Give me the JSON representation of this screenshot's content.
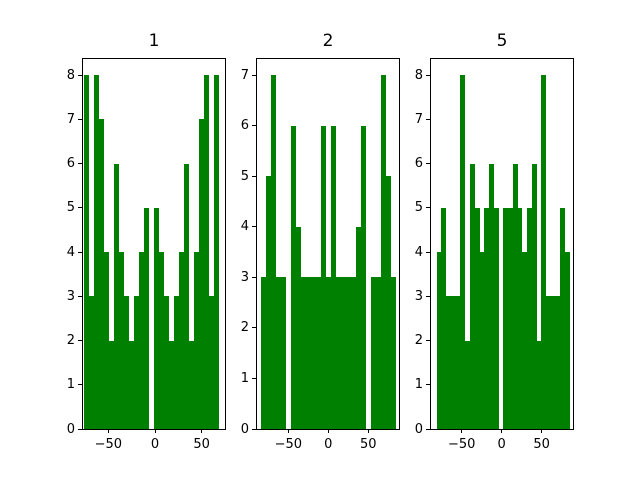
{
  "figure": {
    "background": "#ffffff",
    "bar_color": "#008000",
    "axis_color": "#000000",
    "text_color": "#000000"
  },
  "chart_data": [
    {
      "type": "bar",
      "subtype": "histogram",
      "title": "1",
      "xlabel": "",
      "ylabel": "",
      "grid": false,
      "legend": false,
      "ylim": [
        0,
        8.4
      ],
      "yticks": [
        0,
        1,
        2,
        3,
        4,
        5,
        6,
        7,
        8
      ],
      "xticks": [
        {
          "label": "−50",
          "value": -50
        },
        {
          "label": "0",
          "value": 0
        },
        {
          "label": "50",
          "value": 50
        }
      ],
      "bin_values": [
        8,
        3,
        8,
        7,
        4,
        2,
        6,
        4,
        3,
        2,
        3,
        4,
        5,
        0,
        5,
        4,
        3,
        2,
        3,
        4,
        6,
        2,
        4,
        7,
        8,
        3,
        8
      ]
    },
    {
      "type": "bar",
      "subtype": "histogram",
      "title": "2",
      "xlabel": "",
      "ylabel": "",
      "grid": false,
      "legend": false,
      "ylim": [
        0,
        7.34
      ],
      "yticks": [
        0,
        1,
        2,
        3,
        4,
        5,
        6,
        7
      ],
      "xticks": [
        {
          "label": "−50",
          "value": -50
        },
        {
          "label": "0",
          "value": 0
        },
        {
          "label": "50",
          "value": 50
        }
      ],
      "bin_values": [
        3,
        5,
        7,
        3,
        3,
        0,
        6,
        4,
        3,
        3,
        3,
        3,
        6,
        3,
        6,
        3,
        3,
        3,
        3,
        4,
        6,
        0,
        3,
        3,
        7,
        5,
        3
      ]
    },
    {
      "type": "bar",
      "subtype": "histogram",
      "title": "5",
      "xlabel": "",
      "ylabel": "",
      "grid": false,
      "legend": false,
      "ylim": [
        0,
        8.4
      ],
      "yticks": [
        0,
        1,
        2,
        3,
        4,
        5,
        6,
        7,
        8
      ],
      "xticks": [
        {
          "label": "−50",
          "value": -50
        },
        {
          "label": "0",
          "value": 0
        },
        {
          "label": "50",
          "value": 50
        }
      ],
      "bin_values": [
        4,
        5,
        3,
        3,
        3,
        8,
        2,
        6,
        5,
        4,
        5,
        6,
        5,
        0,
        5,
        5,
        6,
        5,
        4,
        5,
        6,
        2,
        8,
        3,
        3,
        3,
        5,
        4
      ]
    }
  ]
}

[TO DO] Drop the images and quote the entries word for word.

[FINISHED TASK]
Give me the JSON representation of this screenshot's content.
{
  "figure": {
    "background": "#ffffff",
    "bar_color": "#008000",
    "axis_color": "#000000",
    "text_color": "#000000"
  },
  "chart_data": [
    {
      "type": "bar",
      "subtype": "histogram",
      "title": "1",
      "xlabel": "",
      "ylabel": "",
      "grid": false,
      "legend": false,
      "ylim": [
        0,
        8.4
      ],
      "yticks": [
        0,
        1,
        2,
        3,
        4,
        5,
        6,
        7,
        8
      ],
      "xticks": [
        {
          "label": "−50",
          "value": -50
        },
        {
          "label": "0",
          "value": 0
        },
        {
          "label": "50",
          "value": 50
        }
      ],
      "bin_values": [
        8,
        3,
        8,
        7,
        4,
        2,
        6,
        4,
        3,
        2,
        3,
        4,
        5,
        0,
        5,
        4,
        3,
        2,
        3,
        4,
        6,
        2,
        4,
        7,
        8,
        3,
        8
      ]
    },
    {
      "type": "bar",
      "subtype": "histogram",
      "title": "2",
      "xlabel": "",
      "ylabel": "",
      "grid": false,
      "legend": false,
      "ylim": [
        0,
        7.34
      ],
      "yticks": [
        0,
        1,
        2,
        3,
        4,
        5,
        6,
        7
      ],
      "xticks": [
        {
          "label": "−50",
          "value": -50
        },
        {
          "label": "0",
          "value": 0
        },
        {
          "label": "50",
          "value": 50
        }
      ],
      "bin_values": [
        3,
        5,
        7,
        3,
        3,
        0,
        6,
        4,
        3,
        3,
        3,
        3,
        6,
        3,
        6,
        3,
        3,
        3,
        3,
        4,
        6,
        0,
        3,
        3,
        7,
        5,
        3
      ]
    },
    {
      "type": "bar",
      "subtype": "histogram",
      "title": "5",
      "xlabel": "",
      "ylabel": "",
      "grid": false,
      "legend": false,
      "ylim": [
        0,
        8.4
      ],
      "yticks": [
        0,
        1,
        2,
        3,
        4,
        5,
        6,
        7,
        8
      ],
      "xticks": [
        {
          "label": "−50",
          "value": -50
        },
        {
          "label": "0",
          "value": 0
        },
        {
          "label": "50",
          "value": 50
        }
      ],
      "bin_values": [
        4,
        5,
        3,
        3,
        3,
        8,
        2,
        6,
        5,
        4,
        5,
        6,
        5,
        0,
        5,
        5,
        6,
        5,
        4,
        5,
        6,
        2,
        8,
        3,
        3,
        3,
        5,
        4
      ]
    }
  ]
}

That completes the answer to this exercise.